→ **DA FARE**
Nelle righe che vanno dall'inizio fino a quella con "whatsapp-icon [610,453,648,490]", inclusa, sostituisci "Trova nella pagina" con "Cerca nella pagina". Riporta solo queste righe, senza altre modifiche.

(Elenchi delle posizioni degli elementi)
# # # # #
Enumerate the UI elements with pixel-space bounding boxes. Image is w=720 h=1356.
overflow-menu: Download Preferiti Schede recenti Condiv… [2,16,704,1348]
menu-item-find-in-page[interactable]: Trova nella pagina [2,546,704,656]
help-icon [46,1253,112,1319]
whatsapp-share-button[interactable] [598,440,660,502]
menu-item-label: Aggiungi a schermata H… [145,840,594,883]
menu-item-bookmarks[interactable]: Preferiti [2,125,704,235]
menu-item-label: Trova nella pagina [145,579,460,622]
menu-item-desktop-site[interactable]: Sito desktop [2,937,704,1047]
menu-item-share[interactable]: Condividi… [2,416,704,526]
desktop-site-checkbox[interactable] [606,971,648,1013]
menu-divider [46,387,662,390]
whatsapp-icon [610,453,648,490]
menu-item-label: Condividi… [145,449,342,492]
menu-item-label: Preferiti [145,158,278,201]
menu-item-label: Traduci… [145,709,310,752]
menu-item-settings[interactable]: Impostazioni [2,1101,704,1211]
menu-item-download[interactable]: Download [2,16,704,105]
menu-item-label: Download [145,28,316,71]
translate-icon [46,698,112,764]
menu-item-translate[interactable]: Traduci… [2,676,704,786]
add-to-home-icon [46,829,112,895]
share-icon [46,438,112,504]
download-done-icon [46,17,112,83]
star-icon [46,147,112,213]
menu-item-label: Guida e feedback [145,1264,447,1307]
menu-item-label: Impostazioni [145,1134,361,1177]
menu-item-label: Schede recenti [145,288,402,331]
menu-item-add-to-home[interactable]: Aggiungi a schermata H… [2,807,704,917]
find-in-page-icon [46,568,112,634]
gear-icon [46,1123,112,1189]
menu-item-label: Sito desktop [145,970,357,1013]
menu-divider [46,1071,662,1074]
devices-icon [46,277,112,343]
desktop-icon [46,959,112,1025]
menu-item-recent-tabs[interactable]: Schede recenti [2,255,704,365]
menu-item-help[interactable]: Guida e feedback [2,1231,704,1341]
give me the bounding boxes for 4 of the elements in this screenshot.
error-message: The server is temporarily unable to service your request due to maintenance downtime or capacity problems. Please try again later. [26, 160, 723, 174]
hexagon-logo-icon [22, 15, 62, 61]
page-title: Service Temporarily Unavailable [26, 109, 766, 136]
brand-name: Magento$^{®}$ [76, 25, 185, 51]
# # # # #
→ **RISPOSTA ATTESA**
Enumerate the UI elements with pixel-space bounding boxes. Image is w=720 h=1356.
overflow-menu: Download Preferiti Schede recenti Condiv… [2,16,704,1348]
menu-item-find-in-page[interactable]: Cerca nella pagina [2,546,704,656]
help-icon [46,1253,112,1319]
whatsapp-share-button[interactable] [598,440,660,502]
menu-item-label: Aggiungi a schermata H… [145,840,594,883]
menu-item-bookmarks[interactable]: Preferiti [2,125,704,235]
menu-item-label: Cerca nella pagina [145,579,460,622]
menu-item-desktop-site[interactable]: Sito desktop [2,937,704,1047]
menu-item-share[interactable]: Condividi… [2,416,704,526]
desktop-site-checkbox[interactable] [606,971,648,1013]
menu-divider [46,387,662,390]
whatsapp-icon [610,453,648,490]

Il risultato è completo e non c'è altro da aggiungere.